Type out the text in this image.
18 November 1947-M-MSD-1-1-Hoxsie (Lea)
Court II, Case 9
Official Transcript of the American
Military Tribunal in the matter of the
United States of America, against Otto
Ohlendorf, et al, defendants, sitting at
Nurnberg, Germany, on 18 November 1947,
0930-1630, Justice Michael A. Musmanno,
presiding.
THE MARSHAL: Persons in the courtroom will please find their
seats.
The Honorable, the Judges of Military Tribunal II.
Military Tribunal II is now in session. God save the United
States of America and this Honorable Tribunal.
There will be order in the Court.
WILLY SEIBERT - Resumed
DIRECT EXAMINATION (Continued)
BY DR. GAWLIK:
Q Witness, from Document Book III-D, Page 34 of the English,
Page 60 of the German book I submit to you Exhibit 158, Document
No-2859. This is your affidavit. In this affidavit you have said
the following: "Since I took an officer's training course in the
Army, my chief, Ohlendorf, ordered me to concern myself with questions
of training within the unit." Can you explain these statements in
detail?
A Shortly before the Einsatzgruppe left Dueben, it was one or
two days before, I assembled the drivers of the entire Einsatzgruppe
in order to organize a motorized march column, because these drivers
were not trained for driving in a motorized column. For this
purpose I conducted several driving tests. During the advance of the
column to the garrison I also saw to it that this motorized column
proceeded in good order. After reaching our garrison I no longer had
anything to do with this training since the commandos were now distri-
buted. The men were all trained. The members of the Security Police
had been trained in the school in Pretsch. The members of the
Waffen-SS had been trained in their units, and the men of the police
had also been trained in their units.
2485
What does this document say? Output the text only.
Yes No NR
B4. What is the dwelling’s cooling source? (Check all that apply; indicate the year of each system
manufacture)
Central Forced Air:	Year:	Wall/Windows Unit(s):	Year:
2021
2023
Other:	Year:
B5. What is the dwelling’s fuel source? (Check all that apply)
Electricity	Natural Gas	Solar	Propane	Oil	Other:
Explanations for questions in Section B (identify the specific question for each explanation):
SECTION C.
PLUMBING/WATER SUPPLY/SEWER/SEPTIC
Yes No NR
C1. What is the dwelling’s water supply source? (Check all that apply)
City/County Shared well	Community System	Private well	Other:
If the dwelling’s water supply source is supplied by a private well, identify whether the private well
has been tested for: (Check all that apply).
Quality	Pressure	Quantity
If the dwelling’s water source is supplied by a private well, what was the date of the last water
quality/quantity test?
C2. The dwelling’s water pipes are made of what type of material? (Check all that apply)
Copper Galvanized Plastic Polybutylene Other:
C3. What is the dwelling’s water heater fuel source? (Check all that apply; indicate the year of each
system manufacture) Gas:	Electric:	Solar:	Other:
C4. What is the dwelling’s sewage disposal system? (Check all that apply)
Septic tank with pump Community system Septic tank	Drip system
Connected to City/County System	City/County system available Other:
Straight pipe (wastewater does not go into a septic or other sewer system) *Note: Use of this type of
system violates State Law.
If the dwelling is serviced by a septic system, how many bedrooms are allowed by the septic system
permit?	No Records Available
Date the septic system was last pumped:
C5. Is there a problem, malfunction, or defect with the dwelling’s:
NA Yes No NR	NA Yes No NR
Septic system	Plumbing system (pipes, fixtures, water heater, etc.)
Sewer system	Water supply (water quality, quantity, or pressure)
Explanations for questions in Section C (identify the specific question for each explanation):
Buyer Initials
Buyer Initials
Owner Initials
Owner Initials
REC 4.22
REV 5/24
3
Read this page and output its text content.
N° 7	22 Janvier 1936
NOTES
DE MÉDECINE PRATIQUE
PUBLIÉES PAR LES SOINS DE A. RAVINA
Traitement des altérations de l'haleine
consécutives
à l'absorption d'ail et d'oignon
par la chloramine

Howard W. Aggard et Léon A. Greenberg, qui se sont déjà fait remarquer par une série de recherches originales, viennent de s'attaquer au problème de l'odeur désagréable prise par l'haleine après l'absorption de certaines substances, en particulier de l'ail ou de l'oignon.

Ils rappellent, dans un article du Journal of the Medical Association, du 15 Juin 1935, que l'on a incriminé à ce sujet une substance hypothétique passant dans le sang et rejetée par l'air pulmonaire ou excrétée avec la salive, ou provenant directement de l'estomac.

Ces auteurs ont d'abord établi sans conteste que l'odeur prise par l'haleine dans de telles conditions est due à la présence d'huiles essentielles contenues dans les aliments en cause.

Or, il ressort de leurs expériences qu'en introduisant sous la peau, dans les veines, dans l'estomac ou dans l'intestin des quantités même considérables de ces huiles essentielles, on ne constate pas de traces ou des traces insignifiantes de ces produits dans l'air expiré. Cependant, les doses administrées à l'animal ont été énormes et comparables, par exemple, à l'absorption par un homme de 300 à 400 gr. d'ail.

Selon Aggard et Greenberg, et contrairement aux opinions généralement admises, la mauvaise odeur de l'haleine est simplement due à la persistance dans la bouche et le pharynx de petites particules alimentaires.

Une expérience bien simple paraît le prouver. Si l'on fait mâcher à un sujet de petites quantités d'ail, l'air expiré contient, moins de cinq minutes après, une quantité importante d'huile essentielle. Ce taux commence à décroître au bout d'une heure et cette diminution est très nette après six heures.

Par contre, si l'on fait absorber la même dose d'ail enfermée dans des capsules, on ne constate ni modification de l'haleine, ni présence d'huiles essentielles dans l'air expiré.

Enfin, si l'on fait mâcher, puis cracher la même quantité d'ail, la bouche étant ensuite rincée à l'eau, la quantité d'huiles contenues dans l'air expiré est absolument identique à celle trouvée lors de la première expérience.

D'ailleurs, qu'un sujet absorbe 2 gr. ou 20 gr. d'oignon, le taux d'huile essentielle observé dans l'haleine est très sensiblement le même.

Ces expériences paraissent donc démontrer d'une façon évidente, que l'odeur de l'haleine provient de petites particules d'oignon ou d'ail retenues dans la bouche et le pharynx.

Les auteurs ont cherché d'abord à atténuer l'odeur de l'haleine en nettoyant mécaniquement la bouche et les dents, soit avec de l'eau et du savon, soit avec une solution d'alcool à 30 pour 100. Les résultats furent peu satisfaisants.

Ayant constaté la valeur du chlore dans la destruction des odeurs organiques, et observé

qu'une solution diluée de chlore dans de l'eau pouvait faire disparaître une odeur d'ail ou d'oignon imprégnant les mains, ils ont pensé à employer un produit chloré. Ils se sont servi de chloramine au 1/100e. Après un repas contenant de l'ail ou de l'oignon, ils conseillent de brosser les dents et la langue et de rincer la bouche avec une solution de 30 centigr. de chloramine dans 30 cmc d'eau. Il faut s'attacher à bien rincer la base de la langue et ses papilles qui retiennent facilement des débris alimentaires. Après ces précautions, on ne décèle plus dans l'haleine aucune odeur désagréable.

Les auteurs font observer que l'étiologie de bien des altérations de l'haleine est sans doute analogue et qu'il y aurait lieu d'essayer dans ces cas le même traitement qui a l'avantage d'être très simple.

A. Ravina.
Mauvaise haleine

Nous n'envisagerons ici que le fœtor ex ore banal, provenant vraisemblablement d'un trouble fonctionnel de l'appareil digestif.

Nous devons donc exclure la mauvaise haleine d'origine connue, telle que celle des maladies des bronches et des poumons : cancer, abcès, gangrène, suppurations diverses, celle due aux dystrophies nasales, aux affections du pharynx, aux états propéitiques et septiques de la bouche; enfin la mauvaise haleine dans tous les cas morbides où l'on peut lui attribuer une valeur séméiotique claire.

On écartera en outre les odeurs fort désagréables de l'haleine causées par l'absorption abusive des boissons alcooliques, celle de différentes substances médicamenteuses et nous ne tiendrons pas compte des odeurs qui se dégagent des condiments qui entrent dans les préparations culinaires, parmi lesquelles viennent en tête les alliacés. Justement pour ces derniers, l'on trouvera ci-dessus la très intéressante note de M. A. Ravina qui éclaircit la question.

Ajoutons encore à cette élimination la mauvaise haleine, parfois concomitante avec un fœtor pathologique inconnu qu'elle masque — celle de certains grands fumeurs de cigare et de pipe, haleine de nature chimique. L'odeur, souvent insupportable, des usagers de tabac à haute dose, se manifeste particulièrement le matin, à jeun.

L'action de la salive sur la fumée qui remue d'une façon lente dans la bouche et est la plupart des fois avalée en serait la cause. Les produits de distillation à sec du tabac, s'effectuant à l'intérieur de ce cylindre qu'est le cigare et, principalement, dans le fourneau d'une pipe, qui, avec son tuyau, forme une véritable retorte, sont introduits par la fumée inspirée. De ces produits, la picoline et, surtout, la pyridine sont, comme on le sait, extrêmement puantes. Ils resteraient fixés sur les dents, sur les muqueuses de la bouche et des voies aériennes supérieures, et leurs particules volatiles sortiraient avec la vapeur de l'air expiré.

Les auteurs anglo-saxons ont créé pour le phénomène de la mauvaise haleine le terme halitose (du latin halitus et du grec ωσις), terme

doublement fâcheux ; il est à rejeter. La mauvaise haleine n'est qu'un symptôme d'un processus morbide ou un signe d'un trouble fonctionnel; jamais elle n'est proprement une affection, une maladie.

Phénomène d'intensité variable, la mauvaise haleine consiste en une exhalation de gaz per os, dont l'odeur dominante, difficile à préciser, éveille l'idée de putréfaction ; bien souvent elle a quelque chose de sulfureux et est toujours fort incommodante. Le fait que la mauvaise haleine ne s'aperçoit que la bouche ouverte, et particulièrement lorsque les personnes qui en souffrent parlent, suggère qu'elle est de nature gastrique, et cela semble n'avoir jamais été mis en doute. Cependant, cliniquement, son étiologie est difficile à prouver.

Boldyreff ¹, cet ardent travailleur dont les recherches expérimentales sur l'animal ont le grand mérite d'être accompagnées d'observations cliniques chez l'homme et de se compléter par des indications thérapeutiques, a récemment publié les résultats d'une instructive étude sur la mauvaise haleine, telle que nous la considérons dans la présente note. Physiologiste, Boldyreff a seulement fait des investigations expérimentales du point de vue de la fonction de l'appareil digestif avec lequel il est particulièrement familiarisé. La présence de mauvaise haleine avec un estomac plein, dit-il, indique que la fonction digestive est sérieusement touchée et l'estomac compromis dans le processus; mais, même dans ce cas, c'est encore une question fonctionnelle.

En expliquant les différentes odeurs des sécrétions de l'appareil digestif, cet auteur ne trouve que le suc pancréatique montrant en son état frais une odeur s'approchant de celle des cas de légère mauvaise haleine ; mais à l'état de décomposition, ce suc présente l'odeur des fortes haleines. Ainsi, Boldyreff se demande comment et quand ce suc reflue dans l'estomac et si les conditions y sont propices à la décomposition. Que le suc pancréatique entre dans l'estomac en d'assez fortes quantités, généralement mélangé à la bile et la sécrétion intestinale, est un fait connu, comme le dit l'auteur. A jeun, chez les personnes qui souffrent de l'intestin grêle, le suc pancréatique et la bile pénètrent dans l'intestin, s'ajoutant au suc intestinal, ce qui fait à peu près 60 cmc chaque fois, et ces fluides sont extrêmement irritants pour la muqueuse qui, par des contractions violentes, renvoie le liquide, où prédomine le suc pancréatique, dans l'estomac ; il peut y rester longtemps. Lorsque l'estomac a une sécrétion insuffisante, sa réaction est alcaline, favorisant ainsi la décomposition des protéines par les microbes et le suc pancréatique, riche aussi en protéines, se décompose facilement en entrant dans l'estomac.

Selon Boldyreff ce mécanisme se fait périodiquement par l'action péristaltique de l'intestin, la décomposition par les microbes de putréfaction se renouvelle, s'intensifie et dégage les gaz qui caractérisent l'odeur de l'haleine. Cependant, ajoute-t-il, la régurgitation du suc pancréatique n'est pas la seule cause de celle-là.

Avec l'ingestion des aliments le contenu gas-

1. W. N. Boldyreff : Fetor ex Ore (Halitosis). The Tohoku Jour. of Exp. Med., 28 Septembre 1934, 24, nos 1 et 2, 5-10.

☆ ☆ ☆ ☆

WRITTEN REQUEST
Copy out every line with the word "trained".

RESULT OF THIS EXERCISE
were not trained for driving in a motorized column. For this
buted. The men were all trained. The members of the Security Police
had been trained in the school in Pretsch. The members of the
Waffen-SS had been trained in their units, and the men of the police
had also been trained in their units.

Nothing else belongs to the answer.